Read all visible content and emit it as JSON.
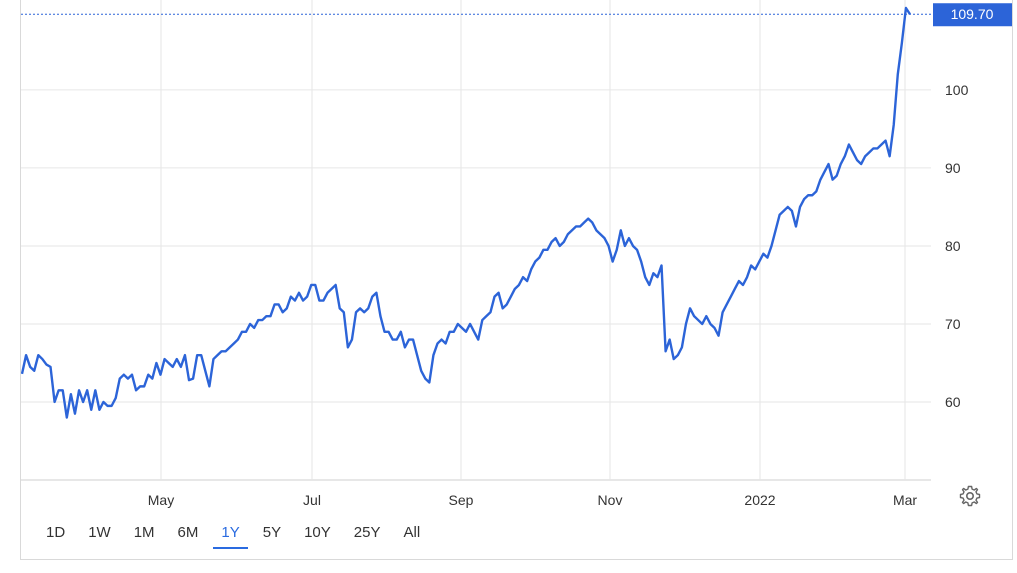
{
  "chart_data": {
    "type": "line",
    "x_tick_labels": [
      "May",
      "Jul",
      "Sep",
      "Nov",
      "2022",
      "Mar"
    ],
    "y_ticks": [
      60,
      70,
      80,
      90,
      100
    ],
    "ylim": [
      50,
      110.5
    ],
    "last_value_label": "109.70",
    "grid": true,
    "series": [
      {
        "color": "#2c64d8",
        "values": [
          63.6,
          66.0,
          64.5,
          64.0,
          66.0,
          65.5,
          64.8,
          64.5,
          60.0,
          61.5,
          61.5,
          58.0,
          61.0,
          58.5,
          61.5,
          60.0,
          61.5,
          59.0,
          61.5,
          59.0,
          60.0,
          59.5,
          59.5,
          60.5,
          63.0,
          63.5,
          63.0,
          63.5,
          61.5,
          62.0,
          62.0,
          63.5,
          63.0,
          65.0,
          63.5,
          65.5,
          65.0,
          64.5,
          65.5,
          64.5,
          66.0,
          62.8,
          63.0,
          66.0,
          66.0,
          64.0,
          62.0,
          65.5,
          66.0,
          66.5,
          66.5,
          67.0,
          67.5,
          68.0,
          69.0,
          69.0,
          70.0,
          69.5,
          70.5,
          70.5,
          71.0,
          71.0,
          72.5,
          72.5,
          71.5,
          72.0,
          73.5,
          73.0,
          74.0,
          73.0,
          73.5,
          75.0,
          75.0,
          73.0,
          73.0,
          74.0,
          74.5,
          75.0,
          72.0,
          71.5,
          67.0,
          68.0,
          71.5,
          72.0,
          71.5,
          72.0,
          73.5,
          74.0,
          71.0,
          69.0,
          69.0,
          68.0,
          68.0,
          69.0,
          67.0,
          68.0,
          68.0,
          66.0,
          64.0,
          63.0,
          62.5,
          66.0,
          67.5,
          68.0,
          67.5,
          69.0,
          69.0,
          70.0,
          69.5,
          69.0,
          70.0,
          69.0,
          68.0,
          70.5,
          71.0,
          71.5,
          73.5,
          74.0,
          72.0,
          72.5,
          73.5,
          74.5,
          75.0,
          76.0,
          75.5,
          77.0,
          78.0,
          78.5,
          79.5,
          79.5,
          80.5,
          81.0,
          80.0,
          80.5,
          81.5,
          82.0,
          82.5,
          82.5,
          83.0,
          83.5,
          83.0,
          82.0,
          81.5,
          81.0,
          80.0,
          78.0,
          79.5,
          82.0,
          80.0,
          81.0,
          80.0,
          79.5,
          78.0,
          76.0,
          75.0,
          76.5,
          76.0,
          77.5,
          66.5,
          68.0,
          65.5,
          66.0,
          67.0,
          70.0,
          72.0,
          71.0,
          70.5,
          70.0,
          71.0,
          70.0,
          69.5,
          68.5,
          71.5,
          72.5,
          73.5,
          74.5,
          75.5,
          75.0,
          76.0,
          77.5,
          77.0,
          78.0,
          79.0,
          78.5,
          80.0,
          82.0,
          84.0,
          84.5,
          85.0,
          84.5,
          82.5,
          85.0,
          86.0,
          86.5,
          86.5,
          87.0,
          88.5,
          89.5,
          90.5,
          88.5,
          89.0,
          90.5,
          91.5,
          93.0,
          92.0,
          91.0,
          90.5,
          91.5,
          92.0,
          92.5,
          92.5,
          93.0,
          93.5,
          91.5,
          95.5,
          102.0,
          106.0,
          110.5,
          109.7
        ]
      }
    ]
  },
  "range_buttons": [
    "1D",
    "1W",
    "1M",
    "6M",
    "1Y",
    "5Y",
    "10Y",
    "25Y",
    "All"
  ],
  "active_range": "1Y",
  "colors": {
    "line": "#2c64d8",
    "grid": "#e6e6e6",
    "badge": "#2c64d8",
    "active": "#2a6be0"
  },
  "icons": {
    "settings": "gear-icon"
  }
}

----------

Written problem:
Working from the lines above, reproduce the material exactly and exclude its pictures.

Solution to this exercise:
Read all visible content and emit it as JSON.
{
  "chart_data": {
    "type": "line",
    "x_tick_labels": [
      "May",
      "Jul",
      "Sep",
      "Nov",
      "2022",
      "Mar"
    ],
    "y_ticks": [
      60,
      70,
      80,
      90,
      100
    ],
    "ylim": [
      50,
      110.5
    ],
    "last_value_label": "109.70",
    "grid": true,
    "series": [
      {
        "color": "#2c64d8",
        "values": [
          63.6,
          66.0,
          64.5,
          64.0,
          66.0,
          65.5,
          64.8,
          64.5,
          60.0,
          61.5,
          61.5,
          58.0,
          61.0,
          58.5,
          61.5,
          60.0,
          61.5,
          59.0,
          61.5,
          59.0,
          60.0,
          59.5,
          59.5,
          60.5,
          63.0,
          63.5,
          63.0,
          63.5,
          61.5,
          62.0,
          62.0,
          63.5,
          63.0,
          65.0,
          63.5,
          65.5,
          65.0,
          64.5,
          65.5,
          64.5,
          66.0,
          62.8,
          63.0,
          66.0,
          66.0,
          64.0,
          62.0,
          65.5,
          66.0,
          66.5,
          66.5,
          67.0,
          67.5,
          68.0,
          69.0,
          69.0,
          70.0,
          69.5,
          70.5,
          70.5,
          71.0,
          71.0,
          72.5,
          72.5,
          71.5,
          72.0,
          73.5,
          73.0,
          74.0,
          73.0,
          73.5,
          75.0,
          75.0,
          73.0,
          73.0,
          74.0,
          74.5,
          75.0,
          72.0,
          71.5,
          67.0,
          68.0,
          71.5,
          72.0,
          71.5,
          72.0,
          73.5,
          74.0,
          71.0,
          69.0,
          69.0,
          68.0,
          68.0,
          69.0,
          67.0,
          68.0,
          68.0,
          66.0,
          64.0,
          63.0,
          62.5,
          66.0,
          67.5,
          68.0,
          67.5,
          69.0,
          69.0,
          70.0,
          69.5,
          69.0,
          70.0,
          69.0,
          68.0,
          70.5,
          71.0,
          71.5,
          73.5,
          74.0,
          72.0,
          72.5,
          73.5,
          74.5,
          75.0,
          76.0,
          75.5,
          77.0,
          78.0,
          78.5,
          79.5,
          79.5,
          80.5,
          81.0,
          80.0,
          80.5,
          81.5,
          82.0,
          82.5,
          82.5,
          83.0,
          83.5,
          83.0,
          82.0,
          81.5,
          81.0,
          80.0,
          78.0,
          79.5,
          82.0,
          80.0,
          81.0,
          80.0,
          79.5,
          78.0,
          76.0,
          75.0,
          76.5,
          76.0,
          77.5,
          66.5,
          68.0,
          65.5,
          66.0,
          67.0,
          70.0,
          72.0,
          71.0,
          70.5,
          70.0,
          71.0,
          70.0,
          69.5,
          68.5,
          71.5,
          72.5,
          73.5,
          74.5,
          75.5,
          75.0,
          76.0,
          77.5,
          77.0,
          78.0,
          79.0,
          78.5,
          80.0,
          82.0,
          84.0,
          84.5,
          85.0,
          84.5,
          82.5,
          85.0,
          86.0,
          86.5,
          86.5,
          87.0,
          88.5,
          89.5,
          90.5,
          88.5,
          89.0,
          90.5,
          91.5,
          93.0,
          92.0,
          91.0,
          90.5,
          91.5,
          92.0,
          92.5,
          92.5,
          93.0,
          93.5,
          91.5,
          95.5,
          102.0,
          106.0,
          110.5,
          109.7
        ]
      }
    ]
  },
  "range_buttons": [
    "1D",
    "1W",
    "1M",
    "6M",
    "1Y",
    "5Y",
    "10Y",
    "25Y",
    "All"
  ],
  "active_range": "1Y",
  "colors": {
    "line": "#2c64d8",
    "grid": "#e6e6e6",
    "badge": "#2c64d8",
    "active": "#2a6be0"
  },
  "icons": {
    "settings": "gear-icon"
  }
}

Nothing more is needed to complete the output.